Aim
Copy every one of the lines below word for word, omitting the pictures.

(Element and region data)
* begin *
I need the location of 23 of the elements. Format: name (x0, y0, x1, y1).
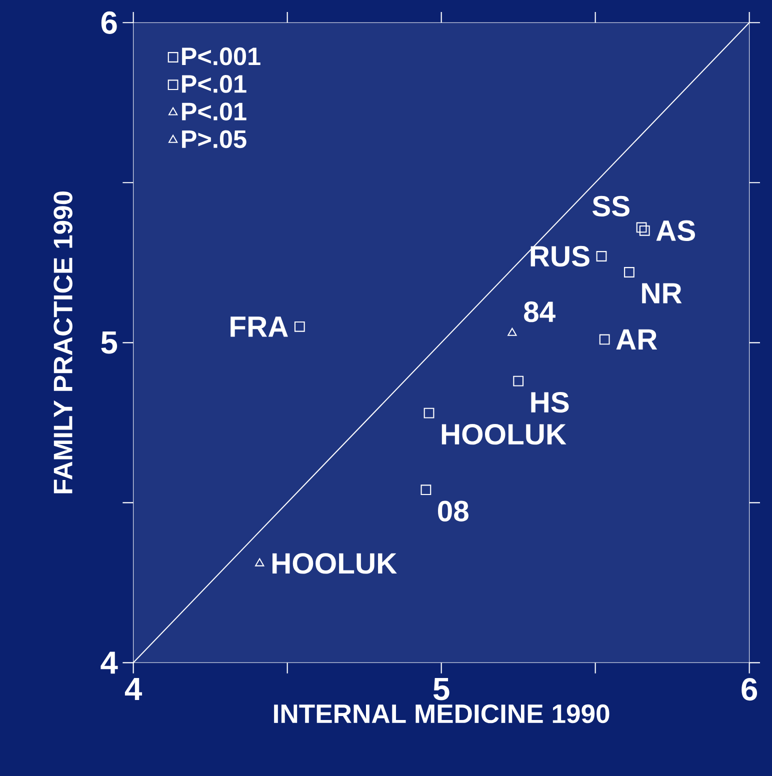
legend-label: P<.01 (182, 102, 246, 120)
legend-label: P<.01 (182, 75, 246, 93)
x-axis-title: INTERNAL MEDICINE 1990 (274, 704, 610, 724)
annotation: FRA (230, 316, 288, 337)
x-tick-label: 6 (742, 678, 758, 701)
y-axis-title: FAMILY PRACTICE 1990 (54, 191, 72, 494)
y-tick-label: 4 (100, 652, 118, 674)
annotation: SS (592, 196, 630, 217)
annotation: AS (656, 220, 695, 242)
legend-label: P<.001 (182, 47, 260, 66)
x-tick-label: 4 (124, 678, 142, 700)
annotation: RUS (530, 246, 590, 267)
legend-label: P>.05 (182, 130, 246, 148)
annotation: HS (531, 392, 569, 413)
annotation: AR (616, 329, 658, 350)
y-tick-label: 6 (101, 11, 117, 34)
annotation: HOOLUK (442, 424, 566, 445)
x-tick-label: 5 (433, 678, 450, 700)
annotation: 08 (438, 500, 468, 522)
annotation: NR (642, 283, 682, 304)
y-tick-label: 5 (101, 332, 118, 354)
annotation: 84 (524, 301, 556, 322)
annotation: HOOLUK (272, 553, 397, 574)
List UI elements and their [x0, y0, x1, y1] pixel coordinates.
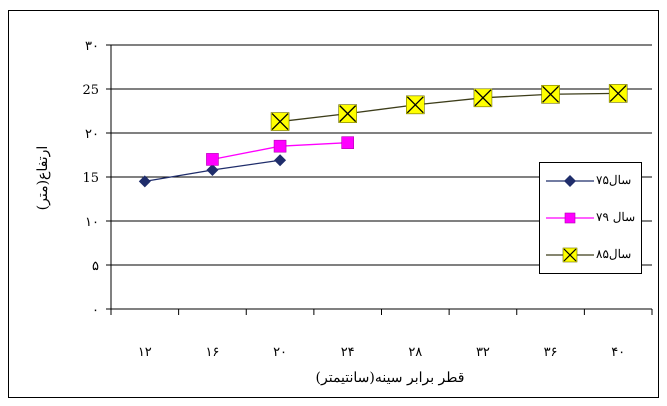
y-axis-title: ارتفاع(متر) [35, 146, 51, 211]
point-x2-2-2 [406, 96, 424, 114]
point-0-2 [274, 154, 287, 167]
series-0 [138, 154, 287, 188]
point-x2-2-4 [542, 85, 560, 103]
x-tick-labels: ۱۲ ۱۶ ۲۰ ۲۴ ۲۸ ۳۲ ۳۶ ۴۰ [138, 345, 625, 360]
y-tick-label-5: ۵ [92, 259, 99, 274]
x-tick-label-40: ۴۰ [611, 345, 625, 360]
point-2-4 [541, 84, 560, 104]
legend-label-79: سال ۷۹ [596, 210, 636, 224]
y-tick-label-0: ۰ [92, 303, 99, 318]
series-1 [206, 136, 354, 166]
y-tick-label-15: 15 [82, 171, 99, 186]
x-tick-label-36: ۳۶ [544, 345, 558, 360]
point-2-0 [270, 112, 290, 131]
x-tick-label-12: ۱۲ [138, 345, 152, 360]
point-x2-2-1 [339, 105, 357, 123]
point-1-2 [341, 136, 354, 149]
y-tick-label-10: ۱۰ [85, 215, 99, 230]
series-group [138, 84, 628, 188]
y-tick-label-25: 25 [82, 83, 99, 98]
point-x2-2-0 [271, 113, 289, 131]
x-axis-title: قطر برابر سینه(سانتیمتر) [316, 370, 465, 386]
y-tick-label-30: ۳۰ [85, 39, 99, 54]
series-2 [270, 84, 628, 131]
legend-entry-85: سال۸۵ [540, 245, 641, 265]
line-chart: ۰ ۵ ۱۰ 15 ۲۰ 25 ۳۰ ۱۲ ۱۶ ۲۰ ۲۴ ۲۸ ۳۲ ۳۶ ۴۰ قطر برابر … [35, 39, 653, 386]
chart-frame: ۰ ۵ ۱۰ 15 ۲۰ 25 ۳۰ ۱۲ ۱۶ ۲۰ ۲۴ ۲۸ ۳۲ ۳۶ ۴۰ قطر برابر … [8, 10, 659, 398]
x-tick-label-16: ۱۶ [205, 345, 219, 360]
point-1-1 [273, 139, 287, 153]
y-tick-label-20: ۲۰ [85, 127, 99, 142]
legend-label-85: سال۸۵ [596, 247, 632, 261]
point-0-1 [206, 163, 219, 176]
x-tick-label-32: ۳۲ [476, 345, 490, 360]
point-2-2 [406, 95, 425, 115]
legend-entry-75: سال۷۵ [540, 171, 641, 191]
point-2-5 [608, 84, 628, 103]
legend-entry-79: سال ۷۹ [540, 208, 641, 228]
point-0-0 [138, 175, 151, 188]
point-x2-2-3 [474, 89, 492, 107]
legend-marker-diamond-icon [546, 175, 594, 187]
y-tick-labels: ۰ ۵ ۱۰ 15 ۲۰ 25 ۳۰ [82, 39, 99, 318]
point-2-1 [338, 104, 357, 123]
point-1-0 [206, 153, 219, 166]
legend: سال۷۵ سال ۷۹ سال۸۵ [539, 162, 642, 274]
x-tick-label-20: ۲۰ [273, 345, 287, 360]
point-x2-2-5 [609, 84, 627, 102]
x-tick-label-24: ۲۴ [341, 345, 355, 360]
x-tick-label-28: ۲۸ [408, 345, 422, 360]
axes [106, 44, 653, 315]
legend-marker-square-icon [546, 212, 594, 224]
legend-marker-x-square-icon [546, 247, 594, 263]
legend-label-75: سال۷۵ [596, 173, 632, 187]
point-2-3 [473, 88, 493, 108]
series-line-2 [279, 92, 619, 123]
* end *
Solution to the problem
I need the location of 23 of the elements. Format: name (x0, y0, x1, y1).
legend-label: P<.01 (182, 102, 246, 120)
legend-label: P<.01 (182, 75, 246, 93)
x-axis-title: INTERNAL MEDICINE 1990 (274, 704, 610, 724)
annotation: FRA (230, 316, 288, 337)
x-tick-label: 6 (742, 678, 758, 701)
y-axis-title: FAMILY PRACTICE 1990 (54, 191, 72, 494)
y-tick-label: 4 (100, 652, 118, 674)
annotation: SS (592, 196, 630, 217)
annotation: AS (656, 220, 695, 242)
legend-label: P<.001 (182, 47, 260, 66)
x-tick-label: 4 (124, 678, 142, 700)
annotation: RUS (530, 246, 590, 267)
legend-label: P>.05 (182, 130, 246, 148)
annotation: HS (531, 392, 569, 413)
annotation: AR (616, 329, 658, 350)
y-tick-label: 6 (101, 11, 117, 34)
annotation: HOOLUK (442, 424, 566, 445)
x-tick-label: 5 (433, 678, 450, 700)
annotation: 08 (438, 500, 468, 522)
annotation: NR (642, 283, 682, 304)
y-tick-label: 5 (101, 332, 118, 354)
annotation: 84 (524, 301, 556, 322)
annotation: HOOLUK (272, 553, 397, 574)
List UI elements and their [x0, y0, x1, y1] pixel coordinates.
y-axis-title: ارتفاع(متر) [35, 146, 51, 211]
point-x2-2-2 [406, 96, 424, 114]
point-0-2 [274, 154, 287, 167]
series-0 [138, 154, 287, 188]
point-x2-2-4 [542, 85, 560, 103]
x-tick-labels: ۱۲ ۱۶ ۲۰ ۲۴ ۲۸ ۳۲ ۳۶ ۴۰ [138, 345, 625, 360]
y-tick-label-5: ۵ [92, 259, 99, 274]
x-tick-label-40: ۴۰ [611, 345, 625, 360]
point-2-4 [541, 84, 560, 104]
legend-label-79: سال ۷۹ [596, 210, 636, 224]
y-tick-label-0: ۰ [92, 303, 99, 318]
series-1 [206, 136, 354, 166]
y-tick-label-15: 15 [82, 171, 99, 186]
x-tick-label-36: ۳۶ [544, 345, 558, 360]
point-2-0 [270, 112, 290, 131]
x-tick-label-12: ۱۲ [138, 345, 152, 360]
point-x2-2-1 [339, 105, 357, 123]
point-1-2 [341, 136, 354, 149]
y-tick-label-10: ۱۰ [85, 215, 99, 230]
series-group [138, 84, 628, 188]
y-tick-label-25: 25 [82, 83, 99, 98]
point-x2-2-0 [271, 113, 289, 131]
x-axis-title: قطر برابر سینه(سانتیمتر) [316, 370, 465, 386]
y-tick-label-30: ۳۰ [85, 39, 99, 54]
series-2 [270, 84, 628, 131]
legend-entry-85: سال۸۵ [540, 245, 641, 265]
line-chart: ۰ ۵ ۱۰ 15 ۲۰ 25 ۳۰ ۱۲ ۱۶ ۲۰ ۲۴ ۲۸ ۳۲ ۳۶ ۴۰ قطر برابر … [35, 39, 653, 386]
chart-frame: ۰ ۵ ۱۰ 15 ۲۰ 25 ۳۰ ۱۲ ۱۶ ۲۰ ۲۴ ۲۸ ۳۲ ۳۶ ۴۰ قطر برابر … [8, 10, 659, 398]
x-tick-label-16: ۱۶ [205, 345, 219, 360]
point-1-1 [273, 139, 287, 153]
y-tick-label-20: ۲۰ [85, 127, 99, 142]
legend-label-85: سال۸۵ [596, 247, 632, 261]
point-0-1 [206, 163, 219, 176]
x-tick-label-32: ۳۲ [476, 345, 490, 360]
point-2-2 [406, 95, 425, 115]
legend-entry-75: سال۷۵ [540, 171, 641, 191]
point-2-5 [608, 84, 628, 103]
legend-entry-79: سال ۷۹ [540, 208, 641, 228]
point-0-0 [138, 175, 151, 188]
point-x2-2-3 [474, 89, 492, 107]
legend-marker-diamond-icon [546, 175, 594, 187]
y-tick-labels: ۰ ۵ ۱۰ 15 ۲۰ 25 ۳۰ [82, 39, 99, 318]
point-2-1 [338, 104, 357, 123]
point-1-0 [206, 153, 219, 166]
legend: سال۷۵ سال ۷۹ سال۸۵ [539, 162, 642, 274]
x-tick-label-20: ۲۰ [273, 345, 287, 360]
point-x2-2-5 [609, 84, 627, 102]
x-tick-label-24: ۲۴ [341, 345, 355, 360]
x-tick-label-28: ۲۸ [408, 345, 422, 360]
axes [106, 44, 653, 315]
legend-marker-square-icon [546, 212, 594, 224]
legend-marker-x-square-icon [546, 247, 594, 263]
legend-label-75: سال۷۵ [596, 173, 632, 187]
point-2-3 [473, 88, 493, 108]
series-line-2 [279, 92, 619, 123]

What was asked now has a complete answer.